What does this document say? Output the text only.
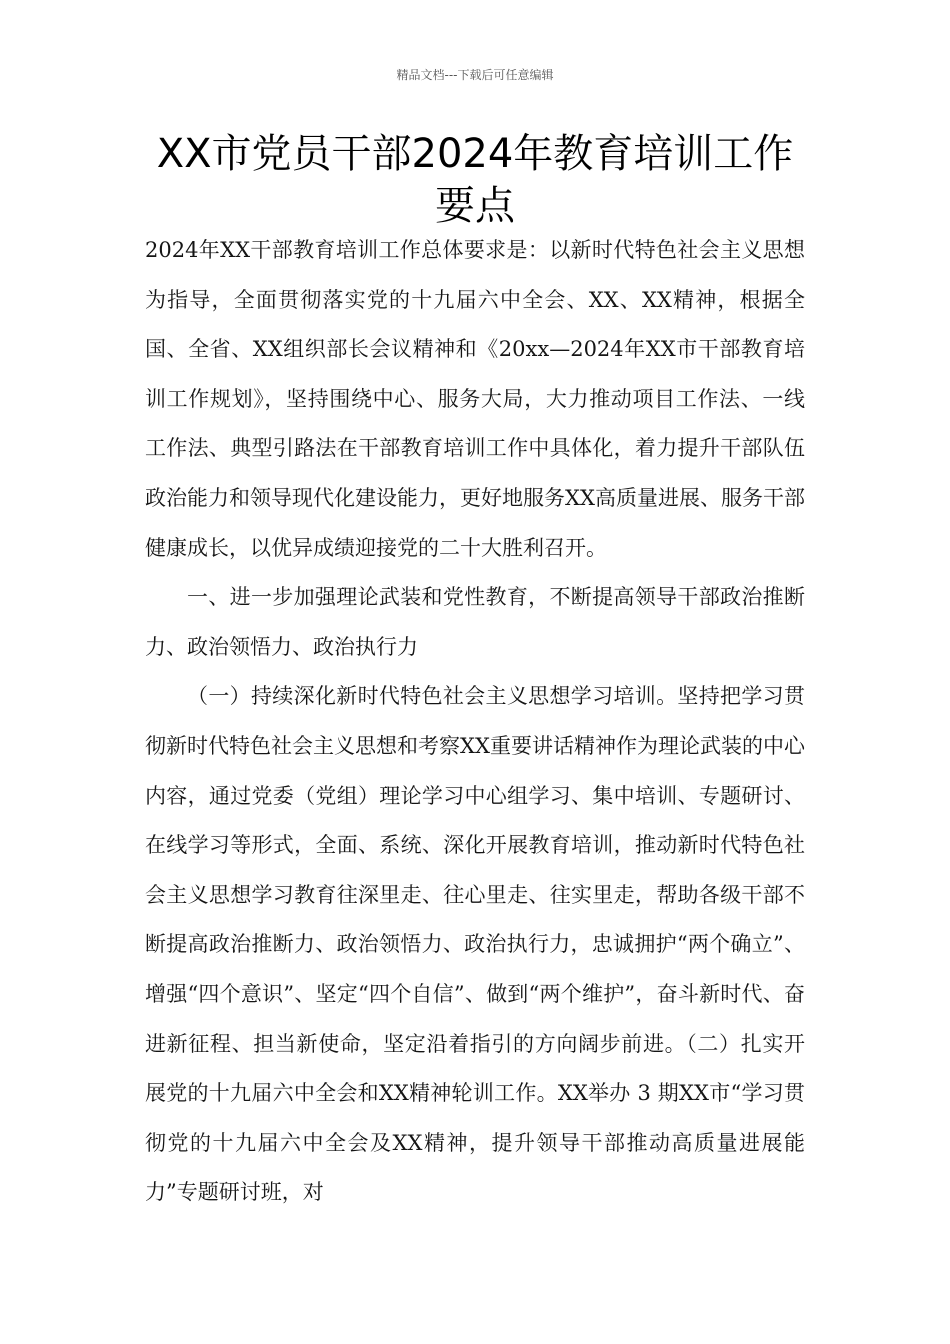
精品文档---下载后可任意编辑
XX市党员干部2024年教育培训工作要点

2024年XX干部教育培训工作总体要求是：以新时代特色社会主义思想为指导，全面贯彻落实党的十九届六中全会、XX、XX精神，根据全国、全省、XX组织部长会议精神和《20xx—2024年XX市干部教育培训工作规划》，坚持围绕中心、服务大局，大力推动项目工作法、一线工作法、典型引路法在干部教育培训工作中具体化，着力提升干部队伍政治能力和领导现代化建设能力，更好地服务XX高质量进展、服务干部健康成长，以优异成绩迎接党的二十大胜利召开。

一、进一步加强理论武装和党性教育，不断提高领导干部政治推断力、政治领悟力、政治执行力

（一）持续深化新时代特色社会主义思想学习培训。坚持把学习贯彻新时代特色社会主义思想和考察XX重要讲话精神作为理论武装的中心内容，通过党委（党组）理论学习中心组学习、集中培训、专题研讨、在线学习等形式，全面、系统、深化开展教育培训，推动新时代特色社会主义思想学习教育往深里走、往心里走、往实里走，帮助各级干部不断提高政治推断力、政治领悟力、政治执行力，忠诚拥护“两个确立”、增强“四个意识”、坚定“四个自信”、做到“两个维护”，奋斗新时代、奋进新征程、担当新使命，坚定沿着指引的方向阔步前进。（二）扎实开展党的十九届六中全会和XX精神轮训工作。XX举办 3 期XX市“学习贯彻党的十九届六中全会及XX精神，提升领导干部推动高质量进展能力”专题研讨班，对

## Direction
Every entry must be reproduced exactly, with the images left out.

## Task result
What does this document say? Output the text only.
精品文档---下载后可任意编辑
XX市党员干部2024年教育培训工作要点

2024年XX干部教育培训工作总体要求是：以新时代特色社会主义思想为指导，全面贯彻落实党的十九届六中全会、XX、XX精神，根据全国、全省、XX组织部长会议精神和《20xx—2024年XX市干部教育培训工作规划》，坚持围绕中心、服务大局，大力推动项目工作法、一线工作法、典型引路法在干部教育培训工作中具体化，着力提升干部队伍政治能力和领导现代化建设能力，更好地服务XX高质量进展、服务干部健康成长，以优异成绩迎接党的二十大胜利召开。

一、进一步加强理论武装和党性教育，不断提高领导干部政治推断力、政治领悟力、政治执行力

（一）持续深化新时代特色社会主义思想学习培训。坚持把学习贯彻新时代特色社会主义思想和考察XX重要讲话精神作为理论武装的中心内容，通过党委（党组）理论学习中心组学习、集中培训、专题研讨、在线学习等形式，全面、系统、深化开展教育培训，推动新时代特色社会主义思想学习教育往深里走、往心里走、往实里走，帮助各级干部不断提高政治推断力、政治领悟力、政治执行力，忠诚拥护“两个确立”、增强“四个意识”、坚定“四个自信”、做到“两个维护”，奋斗新时代、奋进新征程、担当新使命，坚定沿着指引的方向阔步前进。（二）扎实开展党的十九届六中全会和XX精神轮训工作。XX举办 3 期XX市“学习贯彻党的十九届六中全会及XX精神，提升领导干部推动高质量进展能力”专题研讨班，对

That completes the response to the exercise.